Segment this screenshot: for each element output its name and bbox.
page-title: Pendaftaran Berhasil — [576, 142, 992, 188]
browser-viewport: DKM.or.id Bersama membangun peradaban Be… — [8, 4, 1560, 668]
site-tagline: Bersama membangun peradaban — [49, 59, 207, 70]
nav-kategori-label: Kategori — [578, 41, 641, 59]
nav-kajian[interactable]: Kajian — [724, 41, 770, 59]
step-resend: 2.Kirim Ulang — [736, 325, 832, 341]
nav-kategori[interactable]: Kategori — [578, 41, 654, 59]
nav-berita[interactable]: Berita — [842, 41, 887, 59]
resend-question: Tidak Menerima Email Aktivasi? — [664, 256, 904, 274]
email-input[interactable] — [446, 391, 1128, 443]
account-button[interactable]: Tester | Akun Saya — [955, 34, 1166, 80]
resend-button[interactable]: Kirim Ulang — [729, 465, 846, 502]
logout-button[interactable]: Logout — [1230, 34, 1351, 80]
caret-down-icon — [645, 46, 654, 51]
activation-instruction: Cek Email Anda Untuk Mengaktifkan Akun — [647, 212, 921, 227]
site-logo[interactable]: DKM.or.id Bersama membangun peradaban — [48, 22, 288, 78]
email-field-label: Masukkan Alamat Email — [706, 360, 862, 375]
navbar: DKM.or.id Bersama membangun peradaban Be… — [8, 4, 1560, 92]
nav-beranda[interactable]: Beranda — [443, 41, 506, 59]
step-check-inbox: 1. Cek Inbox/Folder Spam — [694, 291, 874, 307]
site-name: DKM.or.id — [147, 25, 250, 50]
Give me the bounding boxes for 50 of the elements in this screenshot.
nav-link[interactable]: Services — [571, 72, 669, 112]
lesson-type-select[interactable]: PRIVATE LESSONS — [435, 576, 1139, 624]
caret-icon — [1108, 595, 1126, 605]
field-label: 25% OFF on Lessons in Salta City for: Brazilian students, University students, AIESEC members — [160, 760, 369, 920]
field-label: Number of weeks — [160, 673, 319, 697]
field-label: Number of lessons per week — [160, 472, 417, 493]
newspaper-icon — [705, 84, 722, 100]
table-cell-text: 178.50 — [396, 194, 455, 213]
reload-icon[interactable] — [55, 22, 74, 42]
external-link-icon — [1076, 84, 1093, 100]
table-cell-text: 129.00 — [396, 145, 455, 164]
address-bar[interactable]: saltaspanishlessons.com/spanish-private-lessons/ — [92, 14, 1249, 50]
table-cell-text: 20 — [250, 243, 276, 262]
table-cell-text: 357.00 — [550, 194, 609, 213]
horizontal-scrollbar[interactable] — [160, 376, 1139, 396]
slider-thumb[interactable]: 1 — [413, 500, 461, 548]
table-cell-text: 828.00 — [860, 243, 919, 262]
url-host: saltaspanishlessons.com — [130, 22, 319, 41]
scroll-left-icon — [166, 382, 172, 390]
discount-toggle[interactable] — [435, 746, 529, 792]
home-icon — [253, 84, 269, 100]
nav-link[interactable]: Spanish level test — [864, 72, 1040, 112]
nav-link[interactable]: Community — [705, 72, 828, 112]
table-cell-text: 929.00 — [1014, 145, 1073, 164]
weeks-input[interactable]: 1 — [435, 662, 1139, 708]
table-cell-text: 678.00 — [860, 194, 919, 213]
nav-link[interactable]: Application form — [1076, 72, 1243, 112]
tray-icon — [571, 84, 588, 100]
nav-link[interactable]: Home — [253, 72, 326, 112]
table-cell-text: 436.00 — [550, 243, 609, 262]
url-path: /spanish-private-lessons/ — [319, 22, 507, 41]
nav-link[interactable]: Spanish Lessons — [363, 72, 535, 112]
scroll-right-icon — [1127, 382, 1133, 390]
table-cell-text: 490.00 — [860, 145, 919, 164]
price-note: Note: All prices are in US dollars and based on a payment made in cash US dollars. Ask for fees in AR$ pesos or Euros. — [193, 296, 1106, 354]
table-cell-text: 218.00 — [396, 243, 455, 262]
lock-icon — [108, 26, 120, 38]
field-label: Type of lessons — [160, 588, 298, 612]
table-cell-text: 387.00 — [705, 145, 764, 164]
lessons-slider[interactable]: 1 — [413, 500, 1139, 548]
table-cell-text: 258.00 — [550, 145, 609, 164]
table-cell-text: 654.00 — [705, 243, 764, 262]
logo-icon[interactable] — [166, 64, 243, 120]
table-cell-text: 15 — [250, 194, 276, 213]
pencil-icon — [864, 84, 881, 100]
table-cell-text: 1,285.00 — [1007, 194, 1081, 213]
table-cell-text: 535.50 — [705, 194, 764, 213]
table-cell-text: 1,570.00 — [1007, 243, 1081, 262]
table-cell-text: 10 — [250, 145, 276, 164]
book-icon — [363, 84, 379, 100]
-- -- --
- [Task to complete]: Could you print the material word for word, from its first line up to and including the line with "email-field-label: Masukkan Alamat", and nothing beyond it?

- [Final result]:
Segment this screenshot: for each element output its name and bbox.
page-title: Pendaftaran Berhasil — [576, 142, 992, 188]
browser-viewport: DKM.or.id Bersama membangun peradaban Be… — [8, 4, 1560, 668]
site-tagline: Bersama membangun peradaban — [49, 59, 207, 70]
nav-kategori-label: Kategori — [578, 41, 641, 59]
nav-kajian[interactable]: Kajian — [724, 41, 770, 59]
step-resend: 2.Kirim Ulang — [736, 325, 832, 341]
nav-kategori[interactable]: Kategori — [578, 41, 654, 59]
nav-berita[interactable]: Berita — [842, 41, 887, 59]
resend-question: Tidak Menerima Email Aktivasi? — [664, 256, 904, 274]
email-input[interactable] — [446, 391, 1128, 443]
account-button[interactable]: Tester | Akun Saya — [955, 34, 1166, 80]
resend-button[interactable]: Kirim Ulang — [729, 465, 846, 502]
logout-button[interactable]: Logout — [1230, 34, 1351, 80]
caret-down-icon — [645, 46, 654, 51]
activation-instruction: Cek Email Anda Untuk Mengaktifkan Akun — [647, 212, 921, 227]
site-logo[interactable]: DKM.or.id Bersama membangun peradaban — [48, 22, 288, 78]
email-field-label: Masukkan Alamat Email — [706, 360, 862, 375]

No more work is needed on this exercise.